DATA SECTION
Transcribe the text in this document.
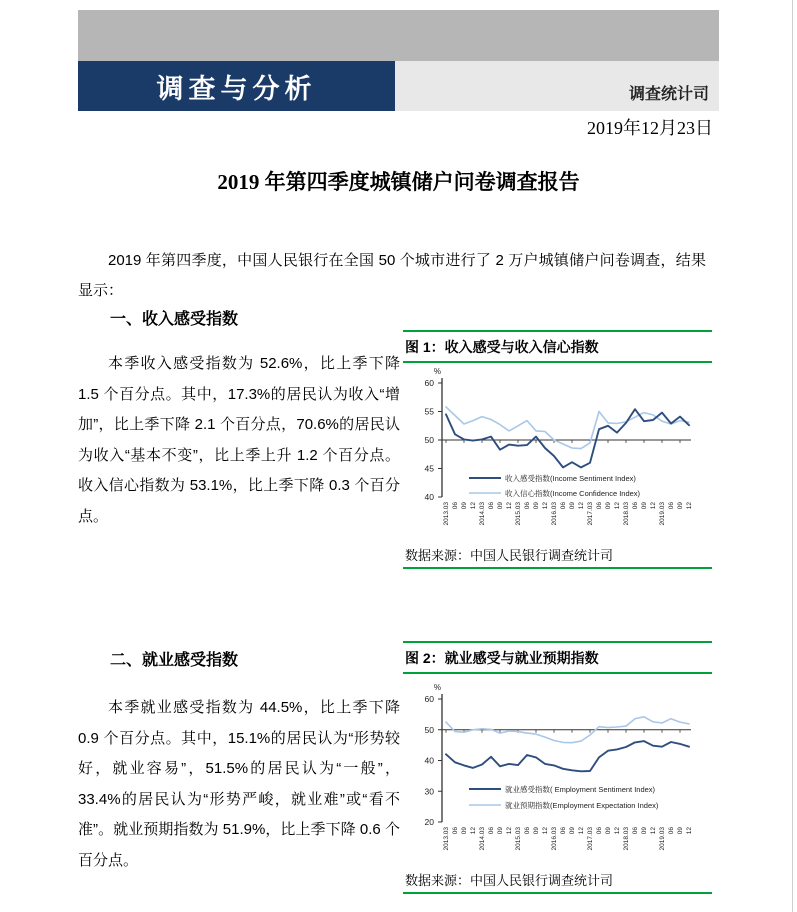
调查与分析	调查统计司
2019年12月23日
2019 年第四季度城镇储户问卷调查报告

2019 年第四季度，中国人民银行在全国 50 个城市进行了 2 万户城镇储户问卷调查，结果显示：

一、收入感受指数

本季收入感受指数为 52.6%，比上季下降 1.5 个百分点。其中，17.3%的居民认为收入“增加”，比上季下降 2.1 个百分点，70.6%的居民认为收入“基本不变”，比上季上升 1.2 个百分点。收入信心指数为 53.1%，比上季下降 0.3 个百分点。

图 1：收入感受与收入信心指数
60
55
50
45
40
%
2013.03 06 09 12 2014.03 06 09 12 2015.03 06 09 12 2016.03 06 09 12 2017.03 06 09 12 2018.03 06 09 12 2019.03 06 09 12
收入感受指数(Income Sentiment Index)
收入信心指数(Income Confidence Index)
数据来源：中国人民银行调查统计司
二、就业感受指数

本季就业感受指数为 44.5%，比上季下降 0.9 个百分点。其中，15.1%的居民认为“形势较好，就业容易”，51.5%的居民认为“一般”，33.4%的居民认为“形势严峻，就业难”或“看不准”。就业预期指数为 51.9%，比上季下降 0.6 个百分点。

图 2：就业感受与就业预期指数
60
50
40
30
20
%
2013.03 06 09 12 2014.03 06 09 12 2015.03 06 09 12 2016.03 06 09 12 2017.03 06 09 12 2018.03 06 09 12 2019.03 06 09 12
就业感受指数( Employment Sentiment Index)
就业预期指数(Employment Expectation Index)
数据来源：中国人民银行调查统计司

SHORT TASK
Quote the full listing above word for word; exclude every picture from the copy.

EXERCISE RESULT
Transcribe the text in this document.
调查与分析	调查统计司
2019年12月23日
2019 年第四季度城镇储户问卷调查报告

2019 年第四季度，中国人民银行在全国 50 个城市进行了 2 万户城镇储户问卷调查，结果显示：

一、收入感受指数

本季收入感受指数为 52.6%，比上季下降 1.5 个百分点。其中，17.3%的居民认为收入“增加”，比上季下降 2.1 个百分点，70.6%的居民认为收入“基本不变”，比上季上升 1.2 个百分点。收入信心指数为 53.1%，比上季下降 0.3 个百分点。

图 1：收入感受与收入信心指数
60
55
50
45
40
%
2013.03 06 09 12 2014.03 06 09 12 2015.03 06 09 12 2016.03 06 09 12 2017.03 06 09 12 2018.03 06 09 12 2019.03 06 09 12
收入感受指数(Income Sentiment Index)
收入信心指数(Income Confidence Index)
数据来源：中国人民银行调查统计司
二、就业感受指数

本季就业感受指数为 44.5%，比上季下降 0.9 个百分点。其中，15.1%的居民认为“形势较好，就业容易”，51.5%的居民认为“一般”，33.4%的居民认为“形势严峻，就业难”或“看不准”。就业预期指数为 51.9%，比上季下降 0.6 个百分点。

图 2：就业感受与就业预期指数
60
50
40
30
20
%
2013.03 06 09 12 2014.03 06 09 12 2015.03 06 09 12 2016.03 06 09 12 2017.03 06 09 12 2018.03 06 09 12 2019.03 06 09 12
就业感受指数( Employment Sentiment Index)
就业预期指数(Employment Expectation Index)
数据来源：中国人民银行调查统计司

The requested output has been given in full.